Goal: Search the data below for "badge"; list each line that holds it.

Provided data:
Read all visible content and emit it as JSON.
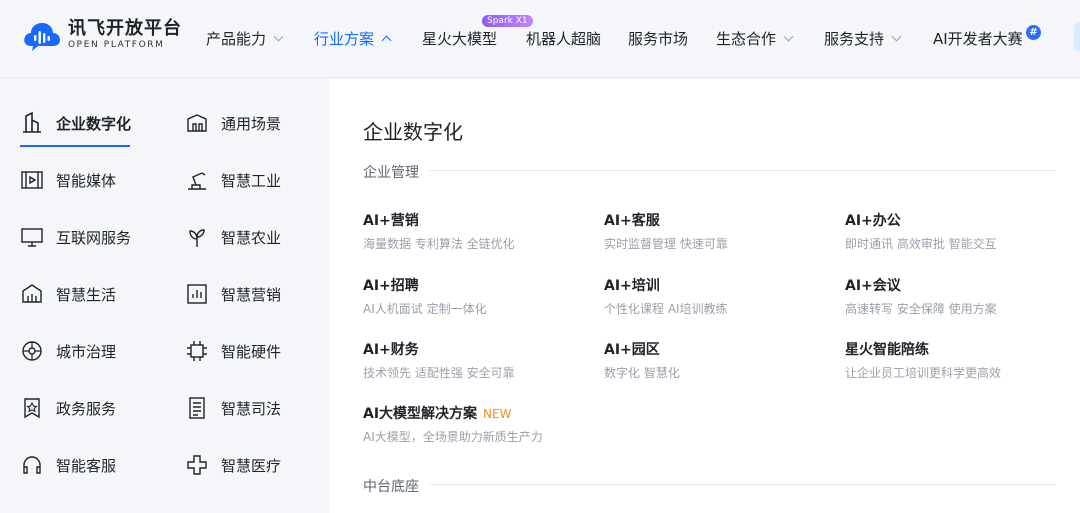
{
  "brand": {
    "name_cn": "讯飞开放平台",
    "name_en": "OPEN PLATFORM",
    "accent": "#1769ff"
  },
  "nav": {
    "items": [
      {
        "label": "产品能力",
        "has_dropdown": true
      },
      {
        "label": "行业方案",
        "has_dropdown": true,
        "active": true
      },
      {
        "label": "星火大模型",
        "badge": "Spark X1"
      },
      {
        "label": "机器人超脑"
      },
      {
        "label": "服务市场"
      },
      {
        "label": "生态合作",
        "has_dropdown": true
      },
      {
        "label": "服务支持",
        "has_dropdown": true
      },
      {
        "label": "AI开发者大赛",
        "badge": "#"
      }
    ]
  },
  "categories": [
    {
      "label": "企业数字化",
      "icon": "building-icon",
      "active": true
    },
    {
      "label": "通用场景",
      "icon": "store-icon"
    },
    {
      "label": "智能媒体",
      "icon": "film-icon"
    },
    {
      "label": "智慧工业",
      "icon": "robot-arm-icon"
    },
    {
      "label": "互联网服务",
      "icon": "monitor-icon"
    },
    {
      "label": "智慧农业",
      "icon": "plant-icon"
    },
    {
      "label": "智慧生活",
      "icon": "house-icon"
    },
    {
      "label": "智慧营销",
      "icon": "chart-icon"
    },
    {
      "label": "城市治理",
      "icon": "city-icon"
    },
    {
      "label": "智能硬件",
      "icon": "chip-icon"
    },
    {
      "label": "政务服务",
      "icon": "badge-star-icon"
    },
    {
      "label": "智慧司法",
      "icon": "document-icon"
    },
    {
      "label": "智能客服",
      "icon": "headset-icon"
    },
    {
      "label": "智慧医疗",
      "icon": "medical-cross-icon"
    }
  ],
  "panel": {
    "title": "企业数字化",
    "section1": "企业管理",
    "section2": "中台底座",
    "solutions": [
      {
        "title": "AI+营销",
        "desc": "海量数据 专利算法 全链优化"
      },
      {
        "title": "AI+客服",
        "desc": "实时监督管理 快速可靠"
      },
      {
        "title": "AI+办公",
        "desc": "即时通讯 高效审批 智能交互"
      },
      {
        "title": "AI+招聘",
        "desc": "AI人机面试 定制一体化"
      },
      {
        "title": "AI+培训",
        "desc": "个性化课程 AI培训教练"
      },
      {
        "title": "AI+会议",
        "desc": "高速转写 安全保障 使用方案"
      },
      {
        "title": "AI+财务",
        "desc": "技术领先 适配性强 安全可靠"
      },
      {
        "title": "AI+园区",
        "desc": "数字化 智慧化"
      },
      {
        "title": "星火智能陪练",
        "desc": "让企业员工培训更科学更高效"
      },
      {
        "title": "AI大模型解决方案",
        "tag": "NEW",
        "desc": "AI大模型，全场景助力新质生产力"
      }
    ]
  }
}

Problem solution:
        "badge": "Spark X1"
        "badge": "#"
      "icon": "badge-star-icon"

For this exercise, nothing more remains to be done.